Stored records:
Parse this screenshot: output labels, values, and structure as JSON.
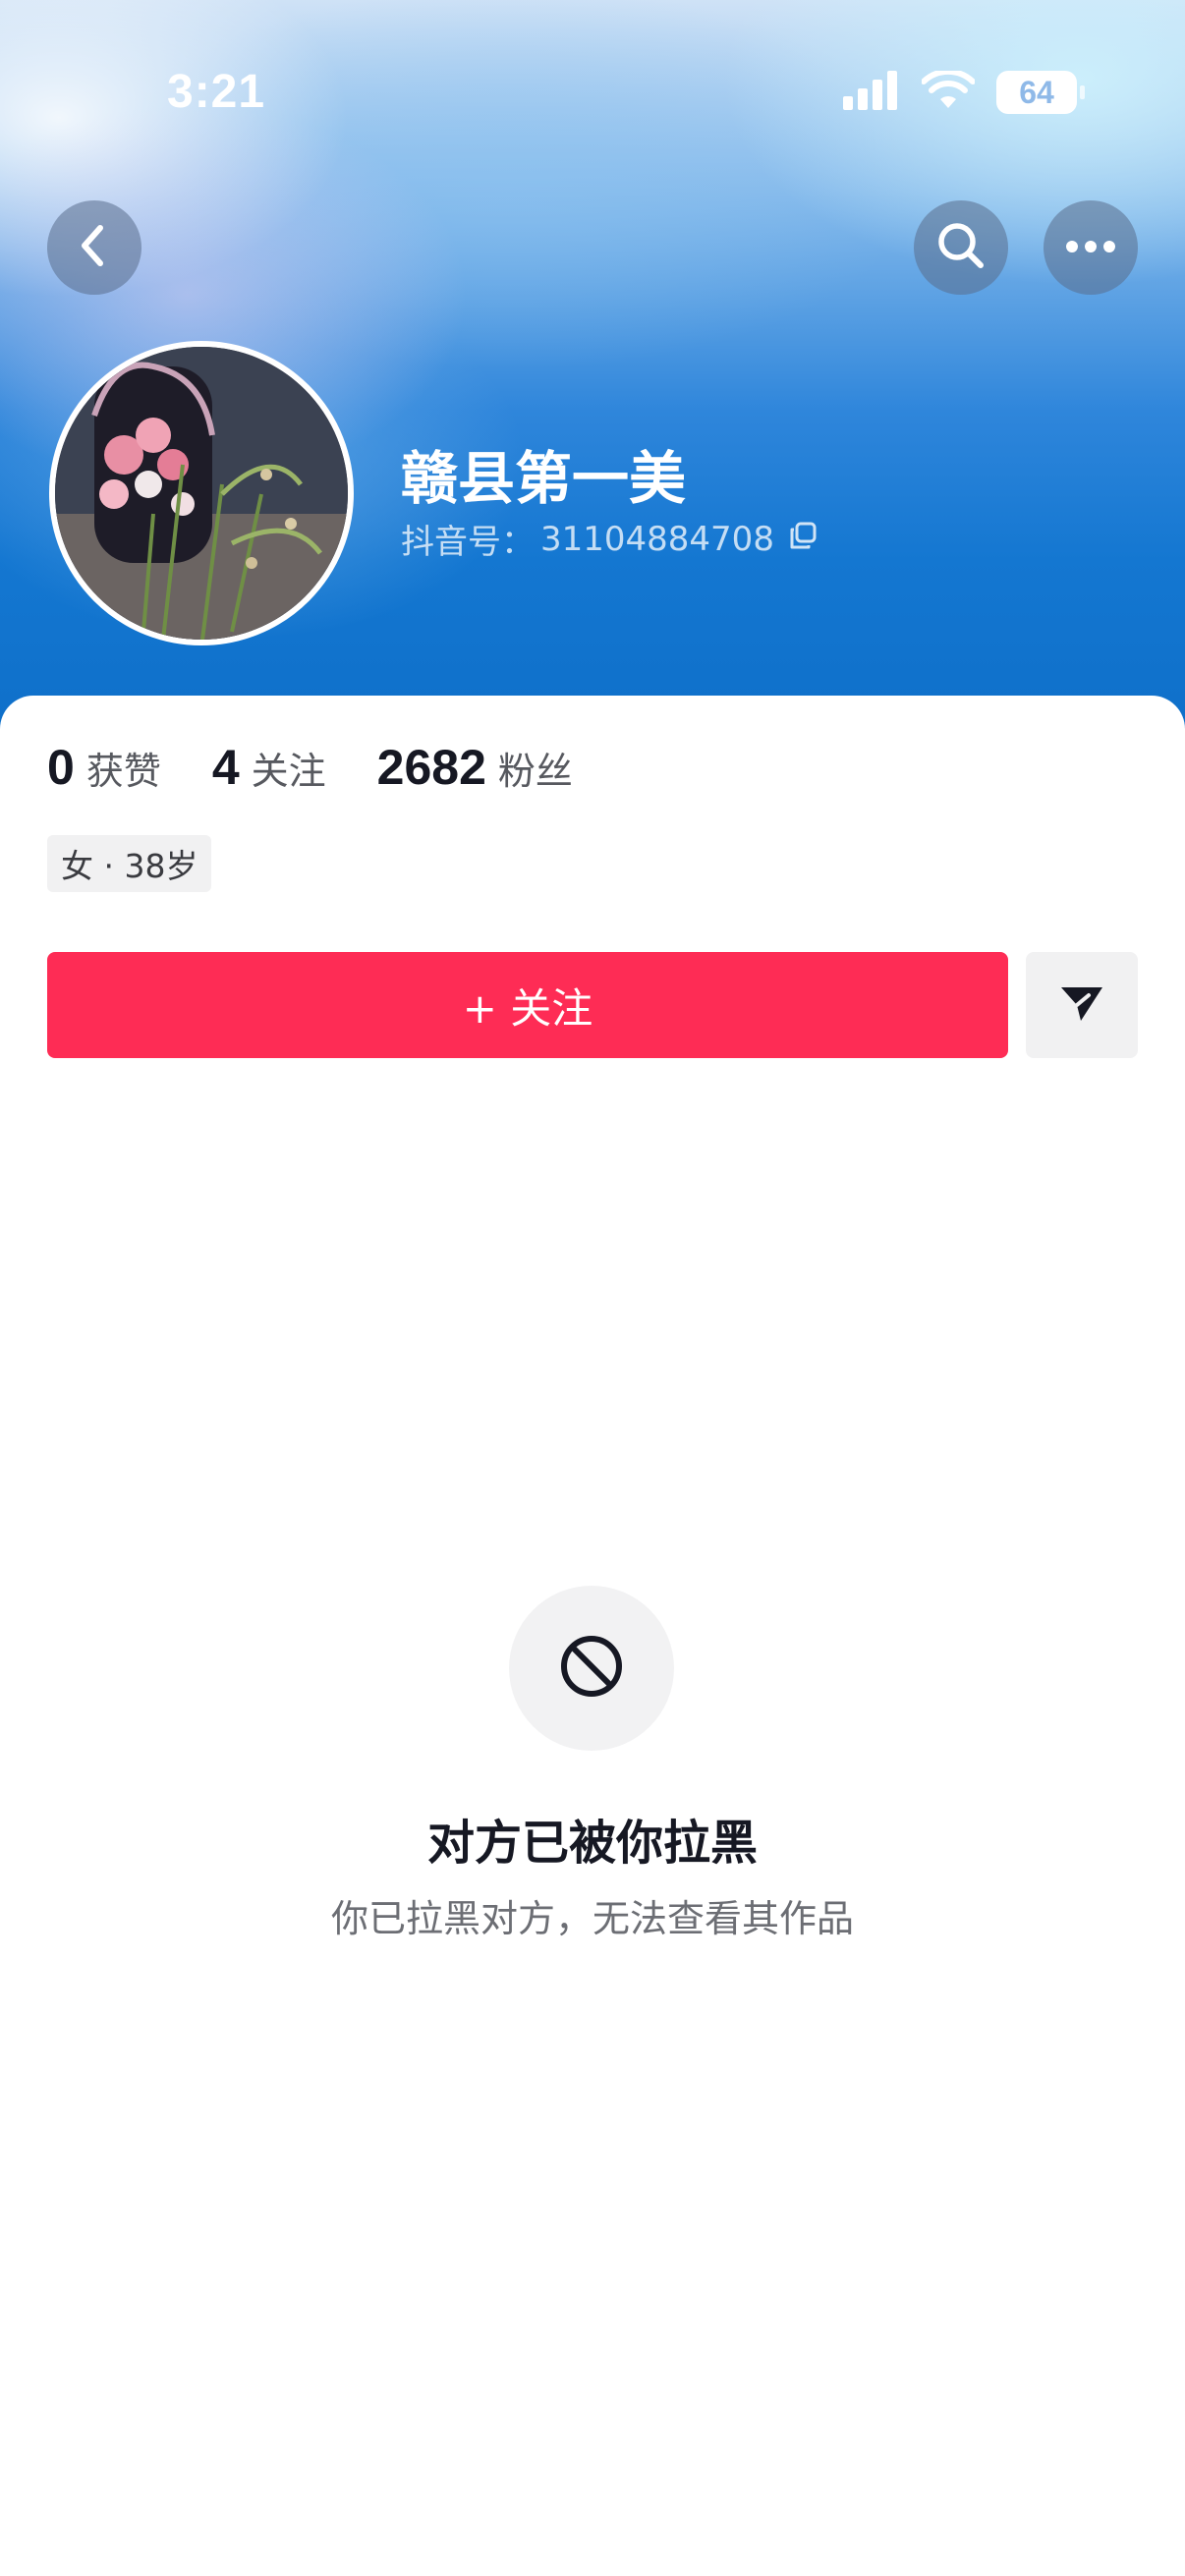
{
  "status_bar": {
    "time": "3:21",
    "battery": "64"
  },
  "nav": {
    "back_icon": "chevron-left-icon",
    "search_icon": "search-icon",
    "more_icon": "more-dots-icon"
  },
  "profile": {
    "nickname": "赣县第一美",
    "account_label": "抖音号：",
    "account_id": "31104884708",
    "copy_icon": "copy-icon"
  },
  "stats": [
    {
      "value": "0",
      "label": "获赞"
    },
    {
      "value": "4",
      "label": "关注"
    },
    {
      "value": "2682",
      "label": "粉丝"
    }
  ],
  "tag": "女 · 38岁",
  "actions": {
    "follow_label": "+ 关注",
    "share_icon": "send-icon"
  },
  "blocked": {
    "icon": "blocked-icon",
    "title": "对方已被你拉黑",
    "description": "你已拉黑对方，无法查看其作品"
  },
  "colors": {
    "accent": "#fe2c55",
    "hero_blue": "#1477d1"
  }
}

---

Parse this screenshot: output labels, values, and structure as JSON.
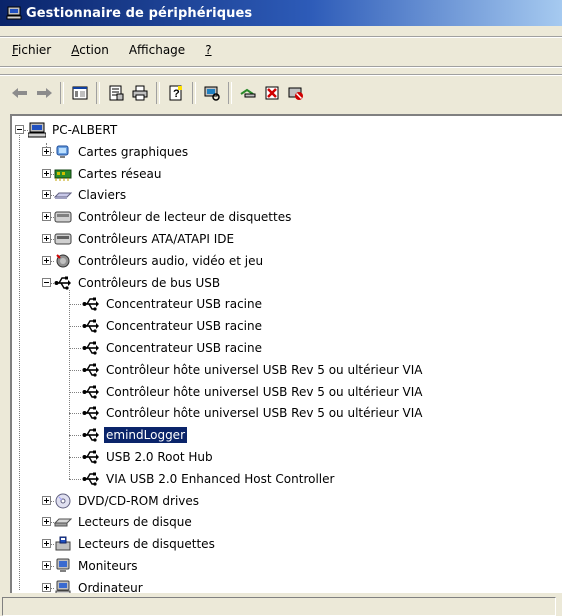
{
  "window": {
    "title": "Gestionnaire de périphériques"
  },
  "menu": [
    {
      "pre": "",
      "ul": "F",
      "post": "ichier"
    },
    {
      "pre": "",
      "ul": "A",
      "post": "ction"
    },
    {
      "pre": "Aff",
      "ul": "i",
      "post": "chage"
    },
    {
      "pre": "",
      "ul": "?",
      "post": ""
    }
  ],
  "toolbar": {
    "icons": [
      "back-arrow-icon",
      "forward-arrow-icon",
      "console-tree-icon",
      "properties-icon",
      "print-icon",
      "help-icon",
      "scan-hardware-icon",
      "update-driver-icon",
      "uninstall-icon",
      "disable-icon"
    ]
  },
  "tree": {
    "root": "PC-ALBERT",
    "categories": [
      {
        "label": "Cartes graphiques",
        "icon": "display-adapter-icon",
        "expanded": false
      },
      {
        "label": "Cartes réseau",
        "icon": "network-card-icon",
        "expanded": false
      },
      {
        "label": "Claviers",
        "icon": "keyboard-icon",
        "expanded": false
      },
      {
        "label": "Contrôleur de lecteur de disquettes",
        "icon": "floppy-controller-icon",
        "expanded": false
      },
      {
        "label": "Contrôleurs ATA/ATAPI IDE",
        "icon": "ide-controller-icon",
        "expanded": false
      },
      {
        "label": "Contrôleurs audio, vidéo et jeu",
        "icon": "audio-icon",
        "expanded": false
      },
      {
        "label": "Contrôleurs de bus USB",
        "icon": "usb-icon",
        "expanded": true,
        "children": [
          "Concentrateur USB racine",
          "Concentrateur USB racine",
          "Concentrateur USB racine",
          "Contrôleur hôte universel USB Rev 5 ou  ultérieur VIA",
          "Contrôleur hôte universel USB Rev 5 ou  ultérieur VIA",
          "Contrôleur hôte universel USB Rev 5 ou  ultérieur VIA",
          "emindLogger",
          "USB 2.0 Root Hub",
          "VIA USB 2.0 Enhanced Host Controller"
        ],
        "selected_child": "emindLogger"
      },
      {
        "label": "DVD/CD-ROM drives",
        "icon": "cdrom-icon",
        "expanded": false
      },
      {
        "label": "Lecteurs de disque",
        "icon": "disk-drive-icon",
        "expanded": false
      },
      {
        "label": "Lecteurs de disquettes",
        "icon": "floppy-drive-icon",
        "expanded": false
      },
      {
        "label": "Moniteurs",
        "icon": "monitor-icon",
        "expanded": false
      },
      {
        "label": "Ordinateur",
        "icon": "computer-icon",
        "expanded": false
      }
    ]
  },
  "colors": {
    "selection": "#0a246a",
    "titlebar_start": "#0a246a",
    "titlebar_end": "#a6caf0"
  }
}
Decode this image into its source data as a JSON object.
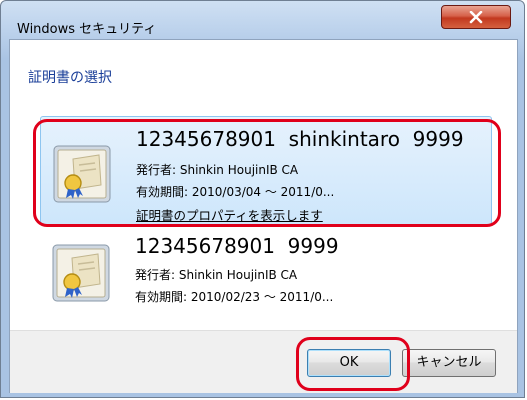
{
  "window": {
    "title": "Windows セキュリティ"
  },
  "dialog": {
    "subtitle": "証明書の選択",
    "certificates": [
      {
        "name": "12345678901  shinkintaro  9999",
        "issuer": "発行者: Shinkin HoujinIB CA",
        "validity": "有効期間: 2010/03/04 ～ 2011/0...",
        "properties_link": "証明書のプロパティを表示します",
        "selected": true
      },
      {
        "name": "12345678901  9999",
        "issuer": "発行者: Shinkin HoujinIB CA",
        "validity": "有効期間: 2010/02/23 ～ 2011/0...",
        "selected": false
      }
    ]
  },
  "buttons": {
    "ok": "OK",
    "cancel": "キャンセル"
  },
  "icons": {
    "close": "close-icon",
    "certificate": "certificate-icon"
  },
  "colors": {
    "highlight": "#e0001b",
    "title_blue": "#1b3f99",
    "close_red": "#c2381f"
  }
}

*Task statement*. Pick out lines containing the word "post", each one as written.

*Reply to the task*.
      "post": "ichier"
      "post": "ction"
      "post": "chage"
      "post": ""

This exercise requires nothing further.